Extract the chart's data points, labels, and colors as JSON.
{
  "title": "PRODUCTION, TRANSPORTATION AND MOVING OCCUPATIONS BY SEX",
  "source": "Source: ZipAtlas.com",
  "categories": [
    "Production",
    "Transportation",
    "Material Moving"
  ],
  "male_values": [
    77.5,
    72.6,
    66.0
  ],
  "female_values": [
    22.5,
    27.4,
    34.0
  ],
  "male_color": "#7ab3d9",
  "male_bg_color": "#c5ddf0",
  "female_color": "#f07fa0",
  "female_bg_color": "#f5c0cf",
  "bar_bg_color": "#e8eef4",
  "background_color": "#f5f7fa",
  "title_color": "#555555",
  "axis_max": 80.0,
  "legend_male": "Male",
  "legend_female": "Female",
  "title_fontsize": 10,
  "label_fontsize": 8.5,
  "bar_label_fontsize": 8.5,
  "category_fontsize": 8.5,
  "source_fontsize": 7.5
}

▶ **Exercise description**
Each line of the material must be restated exactly.

▶ **Final result**
Extract the chart's data points, labels, and colors as JSON.
{
  "title": "PRODUCTION, TRANSPORTATION AND MOVING OCCUPATIONS BY SEX",
  "source": "Source: ZipAtlas.com",
  "categories": [
    "Production",
    "Transportation",
    "Material Moving"
  ],
  "male_values": [
    77.5,
    72.6,
    66.0
  ],
  "female_values": [
    22.5,
    27.4,
    34.0
  ],
  "male_color": "#7ab3d9",
  "male_bg_color": "#c5ddf0",
  "female_color": "#f07fa0",
  "female_bg_color": "#f5c0cf",
  "bar_bg_color": "#e8eef4",
  "background_color": "#f5f7fa",
  "title_color": "#555555",
  "axis_max": 80.0,
  "legend_male": "Male",
  "legend_female": "Female",
  "title_fontsize": 10,
  "label_fontsize": 8.5,
  "bar_label_fontsize": 8.5,
  "category_fontsize": 8.5,
  "source_fontsize": 7.5
}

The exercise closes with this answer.